### Exercise inputs:

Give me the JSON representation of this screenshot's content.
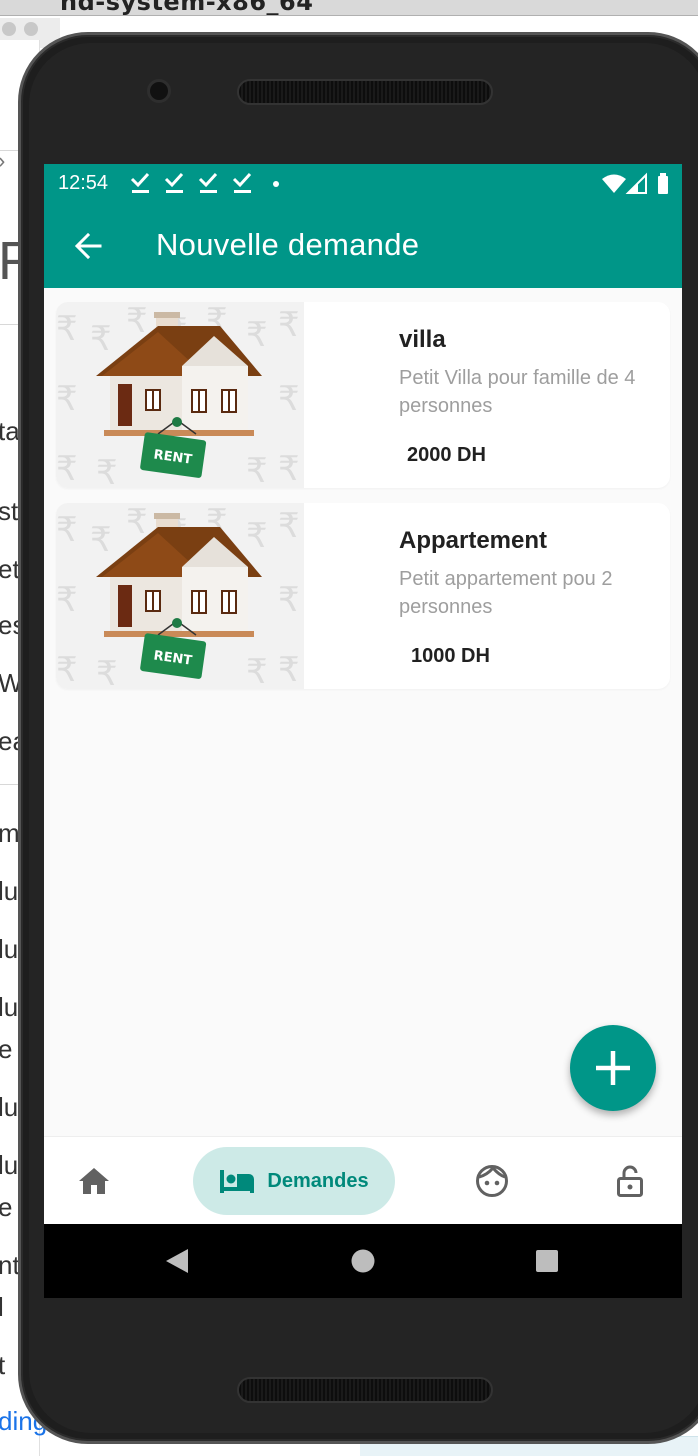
{
  "host": {
    "title_fragment": "nd-system-x86_64",
    "side_fragments": [
      "ta",
      "st",
      "et",
      "es",
      "Wr",
      "ea",
      "m",
      "lu",
      "lu",
      "lu",
      "e",
      "lu",
      "lu",
      "e",
      "nt",
      "l",
      "t"
    ],
    "big_fragment": "F",
    "link_fragment": "ding"
  },
  "status_bar": {
    "time": "12:54",
    "notification_icons": [
      "check-download-icon",
      "check-download-icon",
      "check-download-icon",
      "check-download-icon"
    ],
    "right_icons": [
      "wifi-icon",
      "signal-icon",
      "battery-icon"
    ],
    "color": "#009688"
  },
  "app_bar": {
    "title": "Nouvelle demande",
    "back_icon": "arrow-left-icon",
    "color": "#009688"
  },
  "listings": [
    {
      "title": "villa",
      "description": "Petit Villa pour famille de 4 personnes",
      "price": "2000 DH",
      "image_sign": "RENT"
    },
    {
      "title": "Appartement",
      "description": "Petit appartement pou 2 personnes",
      "price": "1000 DH",
      "image_sign": "RENT"
    }
  ],
  "fab": {
    "icon": "plus-icon",
    "color": "#009688"
  },
  "bottom_nav": {
    "items": [
      {
        "icon": "home-icon",
        "label": "",
        "active": false
      },
      {
        "icon": "bed-icon",
        "label": "Demandes",
        "active": true
      },
      {
        "icon": "face-icon",
        "label": "",
        "active": false
      },
      {
        "icon": "lock-open-icon",
        "label": "",
        "active": false
      }
    ],
    "active_color": "#00897b",
    "active_bg": "#cdeae7"
  },
  "system_nav": {
    "icons": [
      "back-triangle-icon",
      "home-circle-icon",
      "recents-square-icon"
    ]
  }
}
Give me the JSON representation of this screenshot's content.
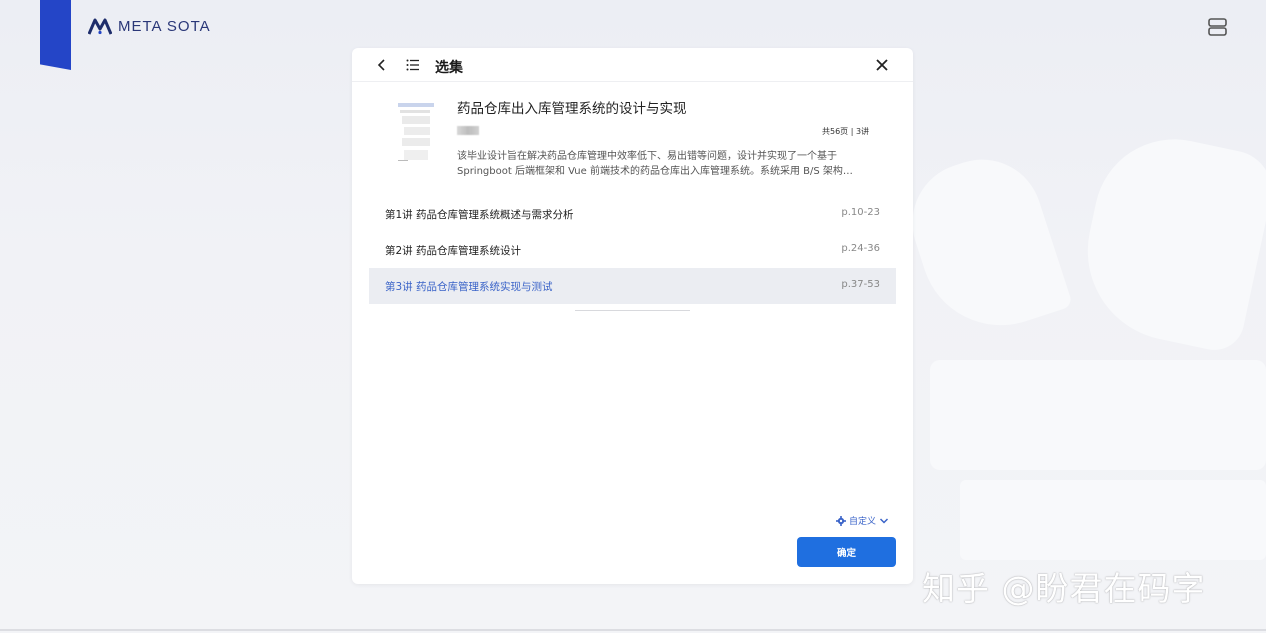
{
  "brand": {
    "name": "META SOTA",
    "color": "#2445c7"
  },
  "header": {
    "menu_icon": "menu-icon"
  },
  "modal": {
    "title": "选集",
    "back_icon": "chevron-left-icon",
    "list_icon": "list-icon",
    "close_icon": "close-icon",
    "document": {
      "title": "药品仓库出入库管理系统的设计与实现",
      "meta": "共56页 | 3讲",
      "description": "该毕业设计旨在解决药品仓库管理中效率低下、易出错等问题，设计并实现了一个基于 Springboot 后端框架和 Vue 前端技术的药品仓库出入库管理系统。系统采用 B/S 架构…"
    },
    "chapters": [
      {
        "title": "第1讲 药品仓库管理系统概述与需求分析",
        "pages": "p.10-23",
        "active": false
      },
      {
        "title": "第2讲 药品仓库管理系统设计",
        "pages": "p.24-36",
        "active": false
      },
      {
        "title": "第3讲 药品仓库管理系统实现与测试",
        "pages": "p.37-53",
        "active": true
      }
    ],
    "customize_label": "自定义",
    "confirm_label": "确定",
    "accent_color": "#1f6fe0",
    "active_color": "#3a63c8"
  },
  "watermark": "知乎 @盼君在码字"
}
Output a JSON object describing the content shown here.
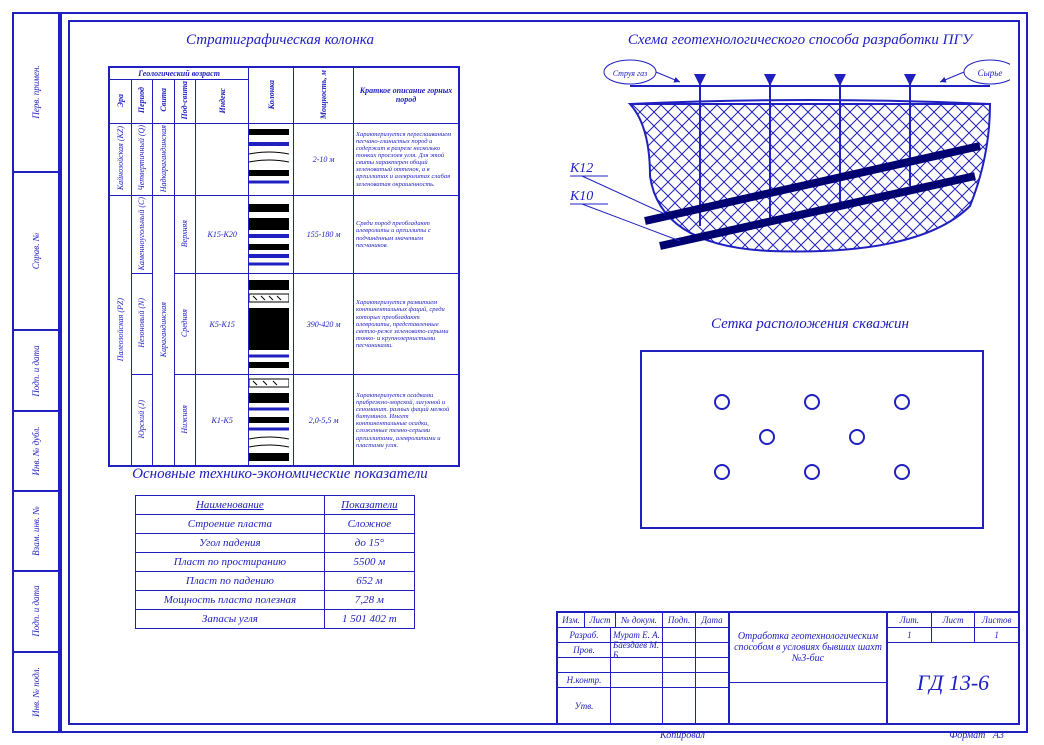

### What you have to do:
Write out the listing word for word, omitting the pictures it holds.

### Result below:
Give me the JSON representation of this screenshot's content.
{
  "host": {
    "title_fragment": "nd-system-x86_64",
    "side_fragments": [
      "ta",
      "st",
      "et",
      "es",
      "Wr",
      "ea",
      "m",
      "lu",
      "lu",
      "lu",
      "e",
      "lu",
      "lu",
      "e",
      "nt",
      "l",
      "t"
    ],
    "big_fragment": "F",
    "link_fragment": "ding"
  },
  "status_bar": {
    "time": "12:54",
    "notification_icons": [
      "check-download-icon",
      "check-download-icon",
      "check-download-icon",
      "check-download-icon"
    ],
    "right_icons": [
      "wifi-icon",
      "signal-icon",
      "battery-icon"
    ],
    "color": "#009688"
  },
  "app_bar": {
    "title": "Nouvelle demande",
    "back_icon": "arrow-left-icon",
    "color": "#009688"
  },
  "listings": [
    {
      "title": "villa",
      "description": "Petit Villa pour famille de 4 personnes",
      "price": "2000 DH",
      "image_sign": "RENT"
    },
    {
      "title": "Appartement",
      "description": "Petit appartement pou 2 personnes",
      "price": "1000 DH",
      "image_sign": "RENT"
    }
  ],
  "fab": {
    "icon": "plus-icon",
    "color": "#009688"
  },
  "bottom_nav": {
    "items": [
      {
        "icon": "home-icon",
        "label": "",
        "active": false
      },
      {
        "icon": "bed-icon",
        "label": "Demandes",
        "active": true
      },
      {
        "icon": "face-icon",
        "label": "",
        "active": false
      },
      {
        "icon": "lock-open-icon",
        "label": "",
        "active": false
      }
    ],
    "active_color": "#00897b",
    "active_bg": "#cdeae7"
  },
  "system_nav": {
    "icons": [
      "back-triangle-icon",
      "home-circle-icon",
      "recents-square-icon"
    ]
  }
}
Give me the JSON representation of this screenshot's content.
{
  "brand": {
    "name": "META SOTA",
    "color": "#2445c7"
  },
  "header": {
    "menu_icon": "menu-icon"
  },
  "modal": {
    "title": "选集",
    "back_icon": "chevron-left-icon",
    "list_icon": "list-icon",
    "close_icon": "close-icon",
    "document": {
      "title": "药品仓库出入库管理系统的设计与实现",
      "meta": "共56页 | 3讲",
      "description": "该毕业设计旨在解决药品仓库管理中效率低下、易出错等问题，设计并实现了一个基于 Springboot 后端框架和 Vue 前端技术的药品仓库出入库管理系统。系统采用 B/S 架构…"
    },
    "chapters": [
      {
        "title": "第1讲 药品仓库管理系统概述与需求分析",
        "pages": "p.10-23",
        "active": false
      },
      {
        "title": "第2讲 药品仓库管理系统设计",
        "pages": "p.24-36",
        "active": false
      },
      {
        "title": "第3讲 药品仓库管理系统实现与测试",
        "pages": "p.37-53",
        "active": true
      }
    ],
    "customize_label": "自定义",
    "confirm_label": "确定",
    "accent_color": "#1f6fe0",
    "active_color": "#3a63c8"
  },
  "watermark": "知乎 @盼君在码字"
}
Output a JSON object describing the content shown here.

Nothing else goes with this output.